• **Work to do**
Separate out the lines that hold "proposed".

* Start *

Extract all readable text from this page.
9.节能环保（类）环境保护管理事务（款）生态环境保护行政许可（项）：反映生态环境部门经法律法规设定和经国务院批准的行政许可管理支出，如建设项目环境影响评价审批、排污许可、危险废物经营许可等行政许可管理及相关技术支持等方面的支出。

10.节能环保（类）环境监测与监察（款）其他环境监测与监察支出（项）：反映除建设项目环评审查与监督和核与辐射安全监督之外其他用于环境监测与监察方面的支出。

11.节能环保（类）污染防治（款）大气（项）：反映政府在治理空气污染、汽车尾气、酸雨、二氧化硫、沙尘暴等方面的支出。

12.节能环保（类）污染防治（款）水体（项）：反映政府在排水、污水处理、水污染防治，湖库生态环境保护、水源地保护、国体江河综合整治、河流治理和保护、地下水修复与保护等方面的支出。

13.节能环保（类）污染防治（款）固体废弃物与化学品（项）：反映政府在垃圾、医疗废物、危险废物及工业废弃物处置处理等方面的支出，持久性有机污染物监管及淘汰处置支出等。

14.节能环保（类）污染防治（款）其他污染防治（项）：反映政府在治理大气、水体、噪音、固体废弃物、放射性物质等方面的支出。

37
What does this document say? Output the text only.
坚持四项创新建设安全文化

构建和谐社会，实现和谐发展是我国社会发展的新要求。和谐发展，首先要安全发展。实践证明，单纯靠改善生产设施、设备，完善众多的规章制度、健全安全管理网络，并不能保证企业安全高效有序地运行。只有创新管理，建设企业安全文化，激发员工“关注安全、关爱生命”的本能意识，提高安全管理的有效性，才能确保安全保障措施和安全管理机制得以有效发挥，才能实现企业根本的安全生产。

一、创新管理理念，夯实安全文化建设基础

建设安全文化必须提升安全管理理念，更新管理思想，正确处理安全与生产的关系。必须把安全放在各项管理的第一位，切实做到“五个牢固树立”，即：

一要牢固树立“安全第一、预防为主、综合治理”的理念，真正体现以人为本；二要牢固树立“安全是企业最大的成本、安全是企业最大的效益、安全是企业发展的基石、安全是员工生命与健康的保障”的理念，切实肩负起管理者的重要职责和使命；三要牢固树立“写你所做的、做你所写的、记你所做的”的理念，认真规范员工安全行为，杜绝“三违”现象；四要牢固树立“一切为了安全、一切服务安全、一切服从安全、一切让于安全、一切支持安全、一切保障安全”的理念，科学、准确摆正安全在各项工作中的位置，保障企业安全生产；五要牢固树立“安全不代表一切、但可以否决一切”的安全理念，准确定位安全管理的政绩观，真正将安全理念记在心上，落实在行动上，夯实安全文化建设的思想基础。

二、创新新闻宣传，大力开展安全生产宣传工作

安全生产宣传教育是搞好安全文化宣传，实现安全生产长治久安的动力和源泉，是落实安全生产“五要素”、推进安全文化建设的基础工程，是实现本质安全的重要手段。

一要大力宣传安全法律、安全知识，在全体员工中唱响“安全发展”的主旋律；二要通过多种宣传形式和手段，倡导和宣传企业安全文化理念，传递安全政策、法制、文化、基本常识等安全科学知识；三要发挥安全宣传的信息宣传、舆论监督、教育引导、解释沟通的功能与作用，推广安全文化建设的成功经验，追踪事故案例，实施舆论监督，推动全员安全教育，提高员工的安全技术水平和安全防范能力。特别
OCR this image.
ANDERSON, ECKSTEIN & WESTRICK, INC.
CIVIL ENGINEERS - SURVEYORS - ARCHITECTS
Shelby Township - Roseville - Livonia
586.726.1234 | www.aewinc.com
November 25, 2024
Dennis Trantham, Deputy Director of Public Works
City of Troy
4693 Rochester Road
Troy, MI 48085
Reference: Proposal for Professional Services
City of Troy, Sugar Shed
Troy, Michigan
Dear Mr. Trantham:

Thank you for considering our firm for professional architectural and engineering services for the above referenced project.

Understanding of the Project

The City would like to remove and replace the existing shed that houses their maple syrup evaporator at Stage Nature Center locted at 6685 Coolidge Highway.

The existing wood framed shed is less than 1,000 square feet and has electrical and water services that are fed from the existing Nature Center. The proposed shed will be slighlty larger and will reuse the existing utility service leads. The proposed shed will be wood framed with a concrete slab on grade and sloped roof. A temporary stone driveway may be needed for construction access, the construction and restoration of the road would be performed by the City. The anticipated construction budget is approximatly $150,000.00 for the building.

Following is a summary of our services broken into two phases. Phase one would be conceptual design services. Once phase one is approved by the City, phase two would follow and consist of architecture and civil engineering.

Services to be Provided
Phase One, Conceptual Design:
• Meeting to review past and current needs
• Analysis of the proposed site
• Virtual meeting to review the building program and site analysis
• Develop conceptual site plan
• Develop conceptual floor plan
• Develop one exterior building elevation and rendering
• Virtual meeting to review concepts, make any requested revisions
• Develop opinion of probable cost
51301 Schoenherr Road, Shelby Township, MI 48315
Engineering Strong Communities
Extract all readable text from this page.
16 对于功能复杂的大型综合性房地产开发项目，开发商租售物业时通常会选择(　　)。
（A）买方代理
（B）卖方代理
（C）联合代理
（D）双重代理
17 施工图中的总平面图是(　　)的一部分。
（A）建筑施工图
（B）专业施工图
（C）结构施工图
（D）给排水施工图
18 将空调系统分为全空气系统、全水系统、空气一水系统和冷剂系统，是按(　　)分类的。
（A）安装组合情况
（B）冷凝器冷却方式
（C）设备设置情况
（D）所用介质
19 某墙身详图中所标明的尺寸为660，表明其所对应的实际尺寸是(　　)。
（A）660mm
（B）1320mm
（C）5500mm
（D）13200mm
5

* End *

• **Output of the exercise**
The existing wood framed shed is less than 1,000 square feet and has electrical and water services that are fed from the existing Nature Center. The proposed shed will be slighlty larger and will reuse the existing utility service leads. The proposed shed will be wood framed with a concrete slab on grade and sloped roof. A temporary stone driveway may be needed for construction access, the construction and restoration of the road would be performed by the City. The anticipated construction budget is approximatly $150,000.00 for the building.
• Analysis of the proposed site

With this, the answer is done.